Filter the records below for the word "органов". Copy each line that holds it.

━━━━━━━━━━━━━━━━━━━━

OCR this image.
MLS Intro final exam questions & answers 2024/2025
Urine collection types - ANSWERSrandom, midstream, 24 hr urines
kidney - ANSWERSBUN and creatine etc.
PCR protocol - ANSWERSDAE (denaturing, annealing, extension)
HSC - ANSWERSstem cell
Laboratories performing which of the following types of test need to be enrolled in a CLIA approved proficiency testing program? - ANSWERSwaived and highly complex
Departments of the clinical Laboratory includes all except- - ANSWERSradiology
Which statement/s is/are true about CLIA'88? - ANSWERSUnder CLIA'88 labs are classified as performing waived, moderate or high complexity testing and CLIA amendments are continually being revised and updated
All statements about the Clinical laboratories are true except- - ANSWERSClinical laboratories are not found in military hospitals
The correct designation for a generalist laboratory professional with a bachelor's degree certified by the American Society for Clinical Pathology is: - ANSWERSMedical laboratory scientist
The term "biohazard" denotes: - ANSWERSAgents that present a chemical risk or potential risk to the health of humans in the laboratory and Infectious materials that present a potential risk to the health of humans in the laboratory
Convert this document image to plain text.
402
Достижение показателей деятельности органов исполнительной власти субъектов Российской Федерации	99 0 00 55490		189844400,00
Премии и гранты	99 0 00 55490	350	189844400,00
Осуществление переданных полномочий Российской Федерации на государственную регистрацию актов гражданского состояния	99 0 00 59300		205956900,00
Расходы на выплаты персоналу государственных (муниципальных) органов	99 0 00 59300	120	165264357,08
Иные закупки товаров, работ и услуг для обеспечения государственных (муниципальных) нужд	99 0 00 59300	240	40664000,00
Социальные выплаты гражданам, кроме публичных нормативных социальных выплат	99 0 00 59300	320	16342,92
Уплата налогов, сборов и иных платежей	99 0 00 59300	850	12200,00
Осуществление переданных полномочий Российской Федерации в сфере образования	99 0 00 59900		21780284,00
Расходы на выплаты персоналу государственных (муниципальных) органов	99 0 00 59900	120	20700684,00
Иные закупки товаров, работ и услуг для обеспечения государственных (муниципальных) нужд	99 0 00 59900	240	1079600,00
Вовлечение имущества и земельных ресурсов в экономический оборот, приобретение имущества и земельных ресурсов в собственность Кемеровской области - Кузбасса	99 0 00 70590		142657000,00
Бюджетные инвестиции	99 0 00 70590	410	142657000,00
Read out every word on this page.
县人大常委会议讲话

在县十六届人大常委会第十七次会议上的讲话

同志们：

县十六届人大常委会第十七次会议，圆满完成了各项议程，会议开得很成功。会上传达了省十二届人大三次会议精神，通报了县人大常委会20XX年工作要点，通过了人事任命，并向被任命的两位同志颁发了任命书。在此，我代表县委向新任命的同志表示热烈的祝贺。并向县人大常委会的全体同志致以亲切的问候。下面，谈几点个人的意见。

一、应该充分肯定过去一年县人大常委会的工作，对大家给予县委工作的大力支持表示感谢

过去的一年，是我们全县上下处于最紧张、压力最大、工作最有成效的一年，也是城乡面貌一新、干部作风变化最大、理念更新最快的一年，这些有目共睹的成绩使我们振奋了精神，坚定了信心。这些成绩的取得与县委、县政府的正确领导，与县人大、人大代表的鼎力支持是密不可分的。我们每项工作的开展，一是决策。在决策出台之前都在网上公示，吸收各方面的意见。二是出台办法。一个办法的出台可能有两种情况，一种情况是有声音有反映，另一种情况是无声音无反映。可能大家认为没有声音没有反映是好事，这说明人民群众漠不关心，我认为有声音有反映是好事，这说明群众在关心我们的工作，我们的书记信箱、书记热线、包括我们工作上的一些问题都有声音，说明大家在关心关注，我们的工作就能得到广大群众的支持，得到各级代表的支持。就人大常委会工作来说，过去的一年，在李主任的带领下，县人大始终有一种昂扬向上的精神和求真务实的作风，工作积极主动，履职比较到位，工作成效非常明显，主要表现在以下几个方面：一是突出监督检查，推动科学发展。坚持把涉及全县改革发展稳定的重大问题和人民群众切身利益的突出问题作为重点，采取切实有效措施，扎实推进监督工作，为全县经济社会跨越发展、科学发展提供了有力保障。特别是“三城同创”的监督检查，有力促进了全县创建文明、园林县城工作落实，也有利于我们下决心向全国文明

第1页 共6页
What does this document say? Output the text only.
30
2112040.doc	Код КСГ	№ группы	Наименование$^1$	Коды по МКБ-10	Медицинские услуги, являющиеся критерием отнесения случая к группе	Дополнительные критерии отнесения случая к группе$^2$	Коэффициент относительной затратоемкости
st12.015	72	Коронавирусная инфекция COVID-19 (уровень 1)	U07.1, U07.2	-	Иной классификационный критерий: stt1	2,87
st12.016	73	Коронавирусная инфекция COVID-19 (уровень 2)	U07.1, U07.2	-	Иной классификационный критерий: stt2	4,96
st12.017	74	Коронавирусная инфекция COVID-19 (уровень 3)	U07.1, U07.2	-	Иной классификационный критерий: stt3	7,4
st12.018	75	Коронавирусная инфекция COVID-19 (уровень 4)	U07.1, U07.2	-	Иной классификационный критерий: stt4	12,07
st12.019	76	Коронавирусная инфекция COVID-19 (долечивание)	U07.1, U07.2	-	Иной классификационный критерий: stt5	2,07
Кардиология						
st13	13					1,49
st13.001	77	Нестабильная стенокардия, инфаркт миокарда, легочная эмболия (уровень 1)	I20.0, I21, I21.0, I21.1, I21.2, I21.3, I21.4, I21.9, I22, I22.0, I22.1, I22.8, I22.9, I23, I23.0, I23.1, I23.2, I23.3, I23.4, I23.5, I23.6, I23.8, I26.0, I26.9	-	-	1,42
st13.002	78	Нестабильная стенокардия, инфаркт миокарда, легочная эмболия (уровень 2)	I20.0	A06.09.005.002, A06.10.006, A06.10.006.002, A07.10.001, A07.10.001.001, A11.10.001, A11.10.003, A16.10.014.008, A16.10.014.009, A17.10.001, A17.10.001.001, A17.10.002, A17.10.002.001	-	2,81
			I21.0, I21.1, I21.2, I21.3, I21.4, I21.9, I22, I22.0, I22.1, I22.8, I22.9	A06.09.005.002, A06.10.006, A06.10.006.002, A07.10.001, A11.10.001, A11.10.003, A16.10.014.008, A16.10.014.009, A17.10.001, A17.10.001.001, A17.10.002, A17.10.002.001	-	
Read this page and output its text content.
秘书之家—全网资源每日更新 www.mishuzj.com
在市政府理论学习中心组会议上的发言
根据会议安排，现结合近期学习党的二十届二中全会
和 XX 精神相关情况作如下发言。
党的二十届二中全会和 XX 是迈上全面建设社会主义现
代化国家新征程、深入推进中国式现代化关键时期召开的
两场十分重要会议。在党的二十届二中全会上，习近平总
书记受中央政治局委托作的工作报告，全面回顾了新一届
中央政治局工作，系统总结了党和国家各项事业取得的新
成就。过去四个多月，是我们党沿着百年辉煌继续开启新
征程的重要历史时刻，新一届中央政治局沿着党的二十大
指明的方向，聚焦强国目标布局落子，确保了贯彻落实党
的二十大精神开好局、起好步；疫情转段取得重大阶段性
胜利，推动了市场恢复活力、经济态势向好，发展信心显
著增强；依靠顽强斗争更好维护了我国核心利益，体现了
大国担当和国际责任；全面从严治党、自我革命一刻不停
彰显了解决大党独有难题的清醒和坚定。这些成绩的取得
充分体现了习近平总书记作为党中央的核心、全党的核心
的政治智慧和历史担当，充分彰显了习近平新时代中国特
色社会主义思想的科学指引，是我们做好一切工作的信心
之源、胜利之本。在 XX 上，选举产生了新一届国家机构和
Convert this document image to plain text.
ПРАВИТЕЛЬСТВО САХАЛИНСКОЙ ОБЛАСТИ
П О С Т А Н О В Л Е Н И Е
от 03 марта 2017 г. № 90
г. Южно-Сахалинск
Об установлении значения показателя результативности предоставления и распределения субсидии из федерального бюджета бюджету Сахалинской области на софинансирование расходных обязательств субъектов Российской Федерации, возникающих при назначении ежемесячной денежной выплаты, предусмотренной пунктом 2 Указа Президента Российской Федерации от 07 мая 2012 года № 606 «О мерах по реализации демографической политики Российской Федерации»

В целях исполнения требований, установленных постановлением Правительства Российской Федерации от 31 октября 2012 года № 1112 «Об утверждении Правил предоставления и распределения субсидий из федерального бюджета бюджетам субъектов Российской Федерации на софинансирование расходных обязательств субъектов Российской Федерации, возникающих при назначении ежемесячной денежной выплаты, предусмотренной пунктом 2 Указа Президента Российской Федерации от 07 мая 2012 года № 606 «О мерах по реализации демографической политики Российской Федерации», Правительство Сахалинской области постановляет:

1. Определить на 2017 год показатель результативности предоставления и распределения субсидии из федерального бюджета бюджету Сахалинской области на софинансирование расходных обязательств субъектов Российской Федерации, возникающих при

━━━━━━━━━━━━━━━━━━━━

• ANSWER TO THIS TASK:
Достижение показателей деятельности органов исполнительной власти субъектов Российской Федерации	99 0 00 55490		189844400,00
Расходы на выплаты персоналу государственных (муниципальных) органов	99 0 00 59300	120	165264357,08
Расходы на выплаты персоналу государственных (муниципальных) органов	99 0 00 59900	120	20700684,00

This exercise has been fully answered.